Exercise prompt:
Copy out the data exactly, leaving the pictures behind.

-- START OF Exercise data --

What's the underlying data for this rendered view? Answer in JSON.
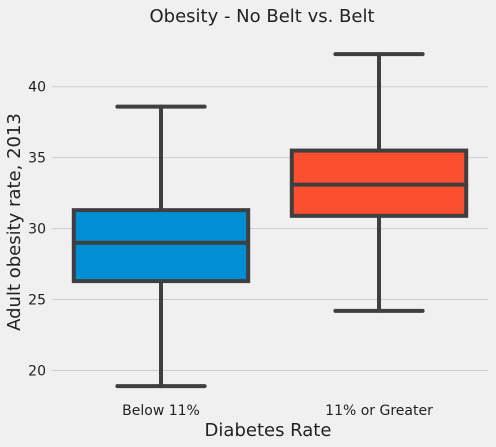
{
  "chart_data": {
    "type": "box",
    "title": "Obesity - No Belt vs. Belt",
    "xlabel": "Diabetes Rate",
    "ylabel": "Adult obesity rate, 2013",
    "ylim": [
      18.2,
      44.0
    ],
    "yticks": [
      20,
      25,
      30,
      35,
      40
    ],
    "grid": "horizontal",
    "categories": [
      "Below 11%",
      "11% or Greater"
    ],
    "boxes": [
      {
        "category": "Below 11%",
        "whisker_low": 18.9,
        "q1": 26.3,
        "median": 29.0,
        "q3": 31.3,
        "whisker_high": 38.6,
        "color": "#008fd5"
      },
      {
        "category": "11% or Greater",
        "whisker_low": 24.2,
        "q1": 30.9,
        "median": 33.1,
        "q3": 35.5,
        "whisker_high": 42.3,
        "color": "#fc4f30"
      }
    ],
    "line_color": "#3f3f3f"
  }
}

-- END OF Exercise data --

Task output:
What's the underlying data for this rendered view? Answer in JSON.
{
  "chart_data": {
    "type": "box",
    "title": "Obesity - No Belt vs. Belt",
    "xlabel": "Diabetes Rate",
    "ylabel": "Adult obesity rate, 2013",
    "ylim": [
      18.2,
      44.0
    ],
    "yticks": [
      20,
      25,
      30,
      35,
      40
    ],
    "grid": "horizontal",
    "categories": [
      "Below 11%",
      "11% or Greater"
    ],
    "boxes": [
      {
        "category": "Below 11%",
        "whisker_low": 18.9,
        "q1": 26.3,
        "median": 29.0,
        "q3": 31.3,
        "whisker_high": 38.6,
        "color": "#008fd5"
      },
      {
        "category": "11% or Greater",
        "whisker_low": 24.2,
        "q1": 30.9,
        "median": 33.1,
        "q3": 35.5,
        "whisker_high": 42.3,
        "color": "#fc4f30"
      }
    ],
    "line_color": "#3f3f3f"
  }
}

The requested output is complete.